__What the task requires__. Copy out every one of the lines below word for word, leaving out the pictures.

[START]

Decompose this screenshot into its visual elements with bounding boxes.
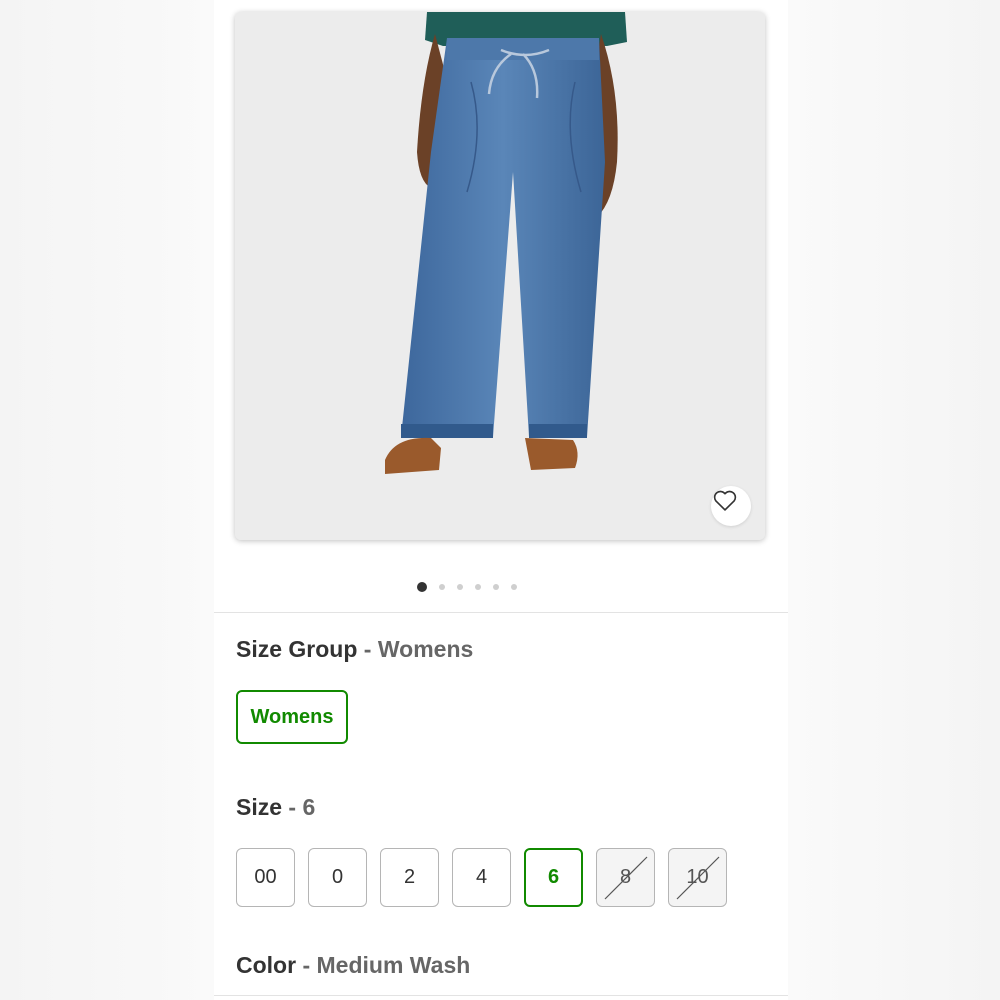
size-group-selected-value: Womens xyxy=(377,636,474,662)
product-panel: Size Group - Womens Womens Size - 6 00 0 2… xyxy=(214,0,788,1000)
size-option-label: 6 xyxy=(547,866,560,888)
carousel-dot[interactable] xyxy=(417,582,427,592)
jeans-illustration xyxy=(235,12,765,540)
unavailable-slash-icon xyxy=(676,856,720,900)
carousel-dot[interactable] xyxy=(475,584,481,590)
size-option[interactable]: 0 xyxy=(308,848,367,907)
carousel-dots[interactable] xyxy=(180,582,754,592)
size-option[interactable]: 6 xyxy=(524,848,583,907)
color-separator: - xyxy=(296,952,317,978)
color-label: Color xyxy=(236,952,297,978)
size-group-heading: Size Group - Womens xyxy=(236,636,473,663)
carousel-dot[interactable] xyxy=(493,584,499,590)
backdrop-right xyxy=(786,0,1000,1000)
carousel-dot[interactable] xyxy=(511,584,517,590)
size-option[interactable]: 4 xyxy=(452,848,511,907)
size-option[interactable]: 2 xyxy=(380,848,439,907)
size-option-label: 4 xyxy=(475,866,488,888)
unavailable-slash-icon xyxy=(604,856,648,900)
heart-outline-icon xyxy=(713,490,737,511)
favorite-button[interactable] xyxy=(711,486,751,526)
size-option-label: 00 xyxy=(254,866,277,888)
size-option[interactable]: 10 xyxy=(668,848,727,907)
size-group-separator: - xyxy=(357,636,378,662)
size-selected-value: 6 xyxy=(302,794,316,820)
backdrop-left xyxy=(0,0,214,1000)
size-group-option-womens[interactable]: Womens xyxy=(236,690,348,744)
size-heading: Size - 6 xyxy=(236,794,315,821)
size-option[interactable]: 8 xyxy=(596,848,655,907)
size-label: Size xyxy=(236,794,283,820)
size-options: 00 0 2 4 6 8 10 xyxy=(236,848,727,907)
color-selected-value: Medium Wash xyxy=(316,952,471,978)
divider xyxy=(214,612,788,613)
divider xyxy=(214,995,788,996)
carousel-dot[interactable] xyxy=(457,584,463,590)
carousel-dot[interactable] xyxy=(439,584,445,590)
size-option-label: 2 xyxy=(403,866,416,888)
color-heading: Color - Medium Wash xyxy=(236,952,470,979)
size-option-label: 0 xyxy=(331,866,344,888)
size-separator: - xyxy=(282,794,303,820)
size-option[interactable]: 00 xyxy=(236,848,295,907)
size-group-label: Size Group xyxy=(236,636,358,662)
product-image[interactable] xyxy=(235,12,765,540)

[END]

__Task answer__.
Decompose this screenshot into its visual elements with bounding boxes.
size-group-selected-value: Womens xyxy=(377,636,474,662)
product-panel: Size Group - Womens Womens Size - 6 00 0 2… xyxy=(214,0,788,1000)
size-option-label: 6 xyxy=(547,866,560,888)
carousel-dot[interactable] xyxy=(417,582,427,592)
jeans-illustration xyxy=(235,12,765,540)
unavailable-slash-icon xyxy=(676,856,720,900)
carousel-dot[interactable] xyxy=(475,584,481,590)
size-option[interactable]: 0 xyxy=(308,848,367,907)
carousel-dots[interactable] xyxy=(180,582,754,592)
size-option[interactable]: 6 xyxy=(524,848,583,907)
color-separator: - xyxy=(296,952,317,978)
color-label: Color xyxy=(236,952,297,978)
size-group-heading: Size Group - Womens xyxy=(236,636,473,663)
carousel-dot[interactable] xyxy=(493,584,499,590)
backdrop-right xyxy=(786,0,1000,1000)
carousel-dot[interactable] xyxy=(511,584,517,590)
size-option[interactable]: 4 xyxy=(452,848,511,907)
size-option[interactable]: 2 xyxy=(380,848,439,907)
size-option-label: 4 xyxy=(475,866,488,888)
unavailable-slash-icon xyxy=(604,856,648,900)
heart-outline-icon xyxy=(713,490,737,511)
favorite-button[interactable] xyxy=(711,486,751,526)
size-option-label: 00 xyxy=(254,866,277,888)
size-option[interactable]: 10 xyxy=(668,848,727,907)
size-group-separator: - xyxy=(357,636,378,662)
size-selected-value: 6 xyxy=(302,794,316,820)
backdrop-left xyxy=(0,0,214,1000)
size-group-option-womens[interactable]: Womens xyxy=(236,690,348,744)
size-heading: Size - 6 xyxy=(236,794,315,821)
size-option[interactable]: 8 xyxy=(596,848,655,907)
size-label: Size xyxy=(236,794,283,820)
size-options: 00 0 2 4 6 8 10 xyxy=(236,848,727,907)
color-selected-value: Medium Wash xyxy=(316,952,471,978)
divider xyxy=(214,612,788,613)
divider xyxy=(214,995,788,996)
carousel-dot[interactable] xyxy=(457,584,463,590)
carousel-dot[interactable] xyxy=(439,584,445,590)
size-option-label: 2 xyxy=(403,866,416,888)
color-heading: Color - Medium Wash xyxy=(236,952,470,979)
size-option-label: 0 xyxy=(331,866,344,888)
size-separator: - xyxy=(282,794,303,820)
size-option[interactable]: 00 xyxy=(236,848,295,907)
size-group-label: Size Group xyxy=(236,636,358,662)
product-image[interactable] xyxy=(235,12,765,540)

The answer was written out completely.